Exercise task - Show every line that has the string "username" in it.

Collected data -
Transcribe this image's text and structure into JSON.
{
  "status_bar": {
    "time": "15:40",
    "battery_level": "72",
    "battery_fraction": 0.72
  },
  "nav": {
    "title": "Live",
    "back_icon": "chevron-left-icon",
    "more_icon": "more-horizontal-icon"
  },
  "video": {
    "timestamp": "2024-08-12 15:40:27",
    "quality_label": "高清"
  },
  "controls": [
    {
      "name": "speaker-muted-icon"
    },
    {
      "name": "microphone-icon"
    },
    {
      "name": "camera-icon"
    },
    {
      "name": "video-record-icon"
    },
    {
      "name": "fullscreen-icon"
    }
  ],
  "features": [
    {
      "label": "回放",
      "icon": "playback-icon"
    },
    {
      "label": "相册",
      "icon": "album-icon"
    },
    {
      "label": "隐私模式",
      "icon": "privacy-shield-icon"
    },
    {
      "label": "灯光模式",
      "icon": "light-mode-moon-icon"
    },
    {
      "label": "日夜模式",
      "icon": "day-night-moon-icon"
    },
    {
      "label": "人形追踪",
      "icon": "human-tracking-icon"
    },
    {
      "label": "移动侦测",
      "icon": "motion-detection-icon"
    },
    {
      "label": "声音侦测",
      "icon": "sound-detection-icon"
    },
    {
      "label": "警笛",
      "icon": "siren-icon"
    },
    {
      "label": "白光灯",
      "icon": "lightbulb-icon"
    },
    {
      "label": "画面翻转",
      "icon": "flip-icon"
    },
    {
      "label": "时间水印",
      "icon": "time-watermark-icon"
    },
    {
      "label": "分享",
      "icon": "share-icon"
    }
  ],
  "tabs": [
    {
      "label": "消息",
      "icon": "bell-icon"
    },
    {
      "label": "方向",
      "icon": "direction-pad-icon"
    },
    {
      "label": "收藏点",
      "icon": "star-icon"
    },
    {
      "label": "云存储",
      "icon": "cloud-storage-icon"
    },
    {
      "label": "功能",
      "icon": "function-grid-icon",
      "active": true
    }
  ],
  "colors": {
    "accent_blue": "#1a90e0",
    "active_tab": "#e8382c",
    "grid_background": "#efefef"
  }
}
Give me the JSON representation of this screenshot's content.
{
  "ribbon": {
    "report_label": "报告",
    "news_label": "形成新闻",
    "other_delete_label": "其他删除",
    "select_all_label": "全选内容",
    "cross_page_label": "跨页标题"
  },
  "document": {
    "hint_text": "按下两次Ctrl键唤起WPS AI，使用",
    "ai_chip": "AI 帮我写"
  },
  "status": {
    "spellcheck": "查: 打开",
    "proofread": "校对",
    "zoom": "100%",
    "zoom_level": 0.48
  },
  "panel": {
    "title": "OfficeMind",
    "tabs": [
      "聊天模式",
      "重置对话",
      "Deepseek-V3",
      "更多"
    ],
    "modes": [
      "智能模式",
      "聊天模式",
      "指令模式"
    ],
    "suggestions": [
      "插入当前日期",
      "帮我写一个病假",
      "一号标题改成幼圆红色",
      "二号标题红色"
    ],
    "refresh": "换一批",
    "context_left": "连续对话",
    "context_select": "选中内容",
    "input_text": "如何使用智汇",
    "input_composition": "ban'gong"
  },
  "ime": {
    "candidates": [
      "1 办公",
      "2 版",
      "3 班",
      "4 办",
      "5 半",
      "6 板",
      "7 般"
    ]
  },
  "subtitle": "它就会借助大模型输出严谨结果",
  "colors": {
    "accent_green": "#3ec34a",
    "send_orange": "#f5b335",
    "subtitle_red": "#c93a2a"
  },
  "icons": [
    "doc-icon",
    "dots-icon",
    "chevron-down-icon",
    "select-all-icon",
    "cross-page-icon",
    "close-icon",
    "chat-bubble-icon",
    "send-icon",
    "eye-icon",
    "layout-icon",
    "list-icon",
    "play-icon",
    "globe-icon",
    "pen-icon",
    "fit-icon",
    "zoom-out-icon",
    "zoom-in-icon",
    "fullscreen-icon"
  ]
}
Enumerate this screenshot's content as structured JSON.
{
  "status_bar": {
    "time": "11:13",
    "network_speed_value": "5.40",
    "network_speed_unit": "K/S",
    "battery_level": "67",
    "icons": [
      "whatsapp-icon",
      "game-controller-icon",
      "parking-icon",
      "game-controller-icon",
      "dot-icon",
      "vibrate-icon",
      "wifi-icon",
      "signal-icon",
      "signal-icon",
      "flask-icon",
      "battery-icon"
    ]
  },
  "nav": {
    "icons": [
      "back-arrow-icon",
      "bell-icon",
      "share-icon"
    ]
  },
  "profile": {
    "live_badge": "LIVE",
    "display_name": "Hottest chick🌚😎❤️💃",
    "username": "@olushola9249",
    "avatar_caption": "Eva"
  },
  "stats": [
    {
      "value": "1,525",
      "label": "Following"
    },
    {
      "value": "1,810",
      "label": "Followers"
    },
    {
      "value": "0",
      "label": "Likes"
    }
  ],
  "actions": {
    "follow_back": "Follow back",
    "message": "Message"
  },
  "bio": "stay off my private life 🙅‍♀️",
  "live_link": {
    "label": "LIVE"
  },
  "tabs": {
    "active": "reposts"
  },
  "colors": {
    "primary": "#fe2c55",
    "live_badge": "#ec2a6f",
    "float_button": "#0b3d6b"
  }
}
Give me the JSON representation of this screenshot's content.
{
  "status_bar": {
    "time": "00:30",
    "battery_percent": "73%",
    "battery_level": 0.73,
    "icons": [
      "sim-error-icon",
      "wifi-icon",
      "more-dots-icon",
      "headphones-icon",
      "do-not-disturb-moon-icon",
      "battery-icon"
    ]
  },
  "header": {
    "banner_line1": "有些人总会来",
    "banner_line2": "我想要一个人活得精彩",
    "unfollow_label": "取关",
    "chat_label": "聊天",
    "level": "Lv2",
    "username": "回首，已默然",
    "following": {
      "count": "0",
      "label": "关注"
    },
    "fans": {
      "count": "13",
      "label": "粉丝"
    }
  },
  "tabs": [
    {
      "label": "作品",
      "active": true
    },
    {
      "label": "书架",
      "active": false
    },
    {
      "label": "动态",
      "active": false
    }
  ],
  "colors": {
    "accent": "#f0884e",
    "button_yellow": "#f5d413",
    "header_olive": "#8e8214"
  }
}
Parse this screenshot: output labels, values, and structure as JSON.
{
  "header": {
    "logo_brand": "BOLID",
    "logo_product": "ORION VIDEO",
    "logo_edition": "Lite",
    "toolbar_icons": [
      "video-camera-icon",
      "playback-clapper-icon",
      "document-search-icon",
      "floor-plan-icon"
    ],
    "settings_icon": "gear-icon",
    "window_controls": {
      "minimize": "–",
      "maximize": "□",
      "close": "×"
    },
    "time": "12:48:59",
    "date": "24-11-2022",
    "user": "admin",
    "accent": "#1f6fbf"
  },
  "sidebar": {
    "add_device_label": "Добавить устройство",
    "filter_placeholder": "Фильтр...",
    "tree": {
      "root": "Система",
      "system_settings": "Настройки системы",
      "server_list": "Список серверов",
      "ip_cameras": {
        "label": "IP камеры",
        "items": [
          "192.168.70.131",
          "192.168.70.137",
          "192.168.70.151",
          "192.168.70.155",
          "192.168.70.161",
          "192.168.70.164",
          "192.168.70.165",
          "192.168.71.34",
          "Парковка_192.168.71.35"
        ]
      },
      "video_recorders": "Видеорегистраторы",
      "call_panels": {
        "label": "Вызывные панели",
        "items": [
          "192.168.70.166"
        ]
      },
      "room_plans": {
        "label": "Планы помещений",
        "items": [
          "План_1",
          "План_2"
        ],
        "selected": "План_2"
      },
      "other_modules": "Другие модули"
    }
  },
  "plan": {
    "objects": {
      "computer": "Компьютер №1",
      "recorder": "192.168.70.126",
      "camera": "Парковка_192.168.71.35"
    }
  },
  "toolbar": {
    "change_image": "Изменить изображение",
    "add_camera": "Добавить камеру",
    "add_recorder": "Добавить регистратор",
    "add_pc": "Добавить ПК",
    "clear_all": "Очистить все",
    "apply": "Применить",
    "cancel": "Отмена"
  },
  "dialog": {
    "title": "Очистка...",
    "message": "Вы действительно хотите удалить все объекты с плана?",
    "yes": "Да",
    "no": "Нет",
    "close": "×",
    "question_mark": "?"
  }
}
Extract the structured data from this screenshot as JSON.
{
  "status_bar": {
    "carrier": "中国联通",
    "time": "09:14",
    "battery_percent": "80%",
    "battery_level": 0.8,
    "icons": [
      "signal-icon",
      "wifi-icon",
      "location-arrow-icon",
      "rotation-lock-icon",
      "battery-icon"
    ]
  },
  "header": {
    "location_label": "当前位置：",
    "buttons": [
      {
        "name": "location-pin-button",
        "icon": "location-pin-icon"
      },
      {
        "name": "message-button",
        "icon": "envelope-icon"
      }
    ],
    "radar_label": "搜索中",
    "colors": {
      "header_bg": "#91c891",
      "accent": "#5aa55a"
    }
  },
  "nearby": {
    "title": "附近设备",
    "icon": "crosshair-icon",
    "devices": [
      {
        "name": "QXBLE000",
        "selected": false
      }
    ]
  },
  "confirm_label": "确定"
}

Solution for this problem -
    "username": "@olushola9249",
    "username": "回首，已默然",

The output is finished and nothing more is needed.